- **Given problem**
Lay out the data as a Markdown table with columns Row and Line, starting at the line that has "- wire 1k-bl bottom: [135, 355, 137, 366]" and stopping after the line that has "- label 9013 A: [343, 123, 368, 137]". Number each row, and leave out any blank lines.

start Extracted records

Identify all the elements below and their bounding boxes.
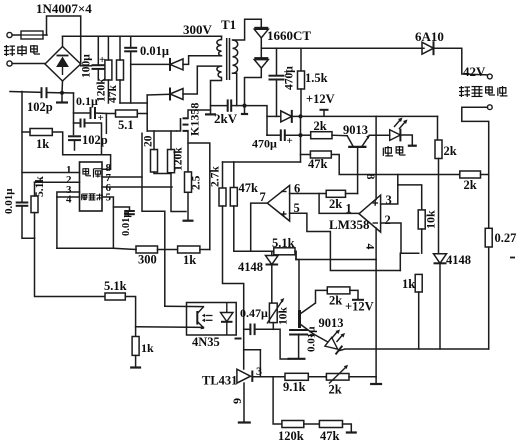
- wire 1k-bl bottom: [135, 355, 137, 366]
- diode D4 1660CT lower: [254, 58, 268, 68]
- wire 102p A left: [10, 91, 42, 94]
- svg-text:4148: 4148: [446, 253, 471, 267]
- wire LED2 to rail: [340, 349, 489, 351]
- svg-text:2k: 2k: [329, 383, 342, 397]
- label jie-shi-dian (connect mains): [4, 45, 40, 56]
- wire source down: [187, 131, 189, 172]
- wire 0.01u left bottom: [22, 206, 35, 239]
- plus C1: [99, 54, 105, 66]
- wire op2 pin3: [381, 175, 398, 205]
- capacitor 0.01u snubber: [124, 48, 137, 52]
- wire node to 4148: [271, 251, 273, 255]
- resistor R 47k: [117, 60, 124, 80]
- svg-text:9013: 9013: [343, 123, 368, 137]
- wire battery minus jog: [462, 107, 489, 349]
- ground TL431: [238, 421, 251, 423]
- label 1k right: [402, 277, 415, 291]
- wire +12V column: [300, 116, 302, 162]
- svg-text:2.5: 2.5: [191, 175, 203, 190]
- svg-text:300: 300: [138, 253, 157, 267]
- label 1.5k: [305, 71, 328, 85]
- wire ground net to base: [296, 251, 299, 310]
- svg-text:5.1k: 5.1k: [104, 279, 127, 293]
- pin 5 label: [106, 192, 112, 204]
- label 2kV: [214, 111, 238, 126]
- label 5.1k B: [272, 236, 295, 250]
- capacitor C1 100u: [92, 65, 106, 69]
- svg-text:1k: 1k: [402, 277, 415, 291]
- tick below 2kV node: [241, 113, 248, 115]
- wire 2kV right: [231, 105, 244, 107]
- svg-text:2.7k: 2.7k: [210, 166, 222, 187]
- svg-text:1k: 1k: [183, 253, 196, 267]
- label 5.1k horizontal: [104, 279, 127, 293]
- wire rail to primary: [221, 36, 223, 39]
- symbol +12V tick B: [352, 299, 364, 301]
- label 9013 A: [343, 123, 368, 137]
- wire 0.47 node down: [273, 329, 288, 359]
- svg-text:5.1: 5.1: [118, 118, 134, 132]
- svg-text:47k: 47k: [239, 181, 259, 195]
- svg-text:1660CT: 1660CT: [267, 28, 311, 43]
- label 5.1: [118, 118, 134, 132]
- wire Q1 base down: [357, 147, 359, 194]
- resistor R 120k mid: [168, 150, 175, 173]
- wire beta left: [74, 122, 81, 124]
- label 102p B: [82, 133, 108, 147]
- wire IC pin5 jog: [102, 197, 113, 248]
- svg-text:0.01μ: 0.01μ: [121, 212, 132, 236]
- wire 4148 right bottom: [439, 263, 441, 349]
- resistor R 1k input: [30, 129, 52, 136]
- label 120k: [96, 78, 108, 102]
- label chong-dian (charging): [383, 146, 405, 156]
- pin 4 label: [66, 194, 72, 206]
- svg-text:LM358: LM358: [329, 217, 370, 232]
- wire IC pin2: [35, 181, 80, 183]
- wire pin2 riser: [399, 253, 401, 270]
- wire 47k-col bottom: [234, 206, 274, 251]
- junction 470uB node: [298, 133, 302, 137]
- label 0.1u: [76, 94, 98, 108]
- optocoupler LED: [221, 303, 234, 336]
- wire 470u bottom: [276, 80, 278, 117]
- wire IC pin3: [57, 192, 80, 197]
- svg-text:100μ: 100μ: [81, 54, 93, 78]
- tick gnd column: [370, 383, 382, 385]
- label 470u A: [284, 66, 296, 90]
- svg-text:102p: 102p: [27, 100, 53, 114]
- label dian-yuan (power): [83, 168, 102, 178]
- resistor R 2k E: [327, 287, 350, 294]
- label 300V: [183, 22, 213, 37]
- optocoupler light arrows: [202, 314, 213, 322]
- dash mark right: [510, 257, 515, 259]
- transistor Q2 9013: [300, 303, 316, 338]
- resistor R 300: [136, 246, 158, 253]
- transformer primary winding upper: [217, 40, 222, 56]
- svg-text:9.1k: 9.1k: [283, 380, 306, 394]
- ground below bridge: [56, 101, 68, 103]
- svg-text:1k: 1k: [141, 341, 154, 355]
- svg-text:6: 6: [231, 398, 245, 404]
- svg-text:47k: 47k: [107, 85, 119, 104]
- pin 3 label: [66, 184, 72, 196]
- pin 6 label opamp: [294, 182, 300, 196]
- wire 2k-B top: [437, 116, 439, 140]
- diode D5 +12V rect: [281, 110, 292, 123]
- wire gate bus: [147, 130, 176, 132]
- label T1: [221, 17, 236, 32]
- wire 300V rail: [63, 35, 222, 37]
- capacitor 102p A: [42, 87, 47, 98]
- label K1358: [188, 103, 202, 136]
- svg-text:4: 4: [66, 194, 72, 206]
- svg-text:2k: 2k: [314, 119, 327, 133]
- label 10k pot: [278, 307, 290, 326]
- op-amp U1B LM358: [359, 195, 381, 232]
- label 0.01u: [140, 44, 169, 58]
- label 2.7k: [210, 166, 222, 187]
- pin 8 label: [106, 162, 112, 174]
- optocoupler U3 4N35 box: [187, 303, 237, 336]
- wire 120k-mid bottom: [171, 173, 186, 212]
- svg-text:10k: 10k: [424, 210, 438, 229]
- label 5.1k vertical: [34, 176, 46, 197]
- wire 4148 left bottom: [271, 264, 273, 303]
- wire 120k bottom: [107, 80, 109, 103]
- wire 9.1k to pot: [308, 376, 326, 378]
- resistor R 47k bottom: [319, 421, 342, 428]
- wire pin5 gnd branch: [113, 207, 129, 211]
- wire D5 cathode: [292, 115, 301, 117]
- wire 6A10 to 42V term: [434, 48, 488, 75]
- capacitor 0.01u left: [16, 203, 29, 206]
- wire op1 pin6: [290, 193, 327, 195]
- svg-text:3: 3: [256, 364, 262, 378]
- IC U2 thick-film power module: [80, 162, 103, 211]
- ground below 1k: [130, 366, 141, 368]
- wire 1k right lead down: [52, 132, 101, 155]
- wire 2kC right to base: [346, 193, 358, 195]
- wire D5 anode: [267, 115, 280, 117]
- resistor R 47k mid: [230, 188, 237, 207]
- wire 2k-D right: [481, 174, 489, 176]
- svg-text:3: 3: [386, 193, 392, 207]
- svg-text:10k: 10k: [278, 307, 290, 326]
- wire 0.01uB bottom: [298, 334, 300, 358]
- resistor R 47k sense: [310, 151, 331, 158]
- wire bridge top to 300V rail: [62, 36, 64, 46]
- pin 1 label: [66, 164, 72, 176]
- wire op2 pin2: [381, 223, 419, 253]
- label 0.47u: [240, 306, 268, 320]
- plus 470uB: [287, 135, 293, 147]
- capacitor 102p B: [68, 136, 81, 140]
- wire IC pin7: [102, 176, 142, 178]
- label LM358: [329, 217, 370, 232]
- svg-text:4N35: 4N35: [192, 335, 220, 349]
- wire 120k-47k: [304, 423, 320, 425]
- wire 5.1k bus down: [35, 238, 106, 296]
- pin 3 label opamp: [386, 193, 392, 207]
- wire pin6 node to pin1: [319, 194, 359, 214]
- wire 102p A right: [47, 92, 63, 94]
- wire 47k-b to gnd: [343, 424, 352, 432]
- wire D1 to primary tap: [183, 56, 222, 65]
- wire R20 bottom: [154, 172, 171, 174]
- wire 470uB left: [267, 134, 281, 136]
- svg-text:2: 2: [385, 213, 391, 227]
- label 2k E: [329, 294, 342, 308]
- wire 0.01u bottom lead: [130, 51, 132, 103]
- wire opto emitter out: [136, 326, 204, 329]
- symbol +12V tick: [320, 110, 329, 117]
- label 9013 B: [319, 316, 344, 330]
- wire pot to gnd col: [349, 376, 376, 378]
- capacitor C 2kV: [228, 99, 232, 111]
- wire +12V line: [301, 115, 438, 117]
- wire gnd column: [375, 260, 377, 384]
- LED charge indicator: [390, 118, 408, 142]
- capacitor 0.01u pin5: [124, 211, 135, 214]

end Extracted records

- **Written answer**
| Row | Line |
|---|---|
| 1 | - wire 1k-bl bottom: [135, 355, 137, 366] |
| 2 | - diode D4 1660CT lower: [254, 58, 268, 68] |
| 3 | - wire 102p A left: [10, 91, 42, 94] |
| 4 | - svg-text:4148: 4148: [446, 253, 471, 267] |
| 5 | - wire LED2 to rail: [340, 349, 489, 351] |
| 6 | - svg-text:2k: 2k: [329, 383, 342, 397] |
| 7 | - label jie-shi-dian (connect mains): [4, 45, 40, 56] |
| 8 | - wire source down: [187, 131, 189, 172] |
| 9 | - wire 0.01u left bottom: [22, 206, 35, 239] |
| 10 | - plus C1: [99, 54, 105, 66] |
| 11 | - wire op2 pin3: [381, 175, 398, 205] |
| 12 | - capacitor 0.01u snubber: [124, 48, 137, 52] |
| 13 | - wire node to 4148: [271, 251, 273, 255] |
| 14 | - resistor R 47k: [117, 60, 124, 80] |
| 15 | - svg-text:9013: 9013: [343, 123, 368, 137] |
| 16 | - wire battery minus jog: [462, 107, 489, 349] |
| 17 | - ground TL431: [238, 421, 251, 423] |
| 18 | - label 1k right: [402, 277, 415, 291] |
| 19 | - wire +12V column: [300, 116, 302, 162] |
| 20 | - svg-text:2.5: 2.5: [191, 175, 203, 190] |
| 21 | - svg-text:300: 300: [138, 253, 157, 267] |
| 22 | - label 1.5k: [305, 71, 328, 85] |
| 23 | - wire ground net to base: [296, 251, 299, 310] |
| 24 | - svg-text:5.1k: 5.1k: [104, 279, 127, 293] |
| 25 | - pin 5 label: [106, 192, 112, 204] |
| 26 | - label 2kV: [214, 111, 238, 126] |
| 27 | - label 5.1k B: [272, 236, 295, 250] |
| 28 | - capacitor C1 100u: [92, 65, 106, 69] |
| 29 | - svg-text:1k: 1k: [402, 277, 415, 291] |
| 30 | - tick below 2kV node: [241, 113, 248, 115] |
| 31 | - wire 2kV right: [231, 105, 244, 107] |
| 32 | - svg-text:2.7k: 2.7k: [210, 166, 222, 187] |
| 33 | - svg-text:1k: 1k: [183, 253, 196, 267] |
| 34 | - label 5.1k horizontal: [104, 279, 127, 293] |
| 35 | - wire rail to primary: [221, 36, 223, 39] |
| 36 | - symbol +12V tick B: [352, 299, 364, 301] |
| 37 | - label 9013 A: [343, 123, 368, 137] |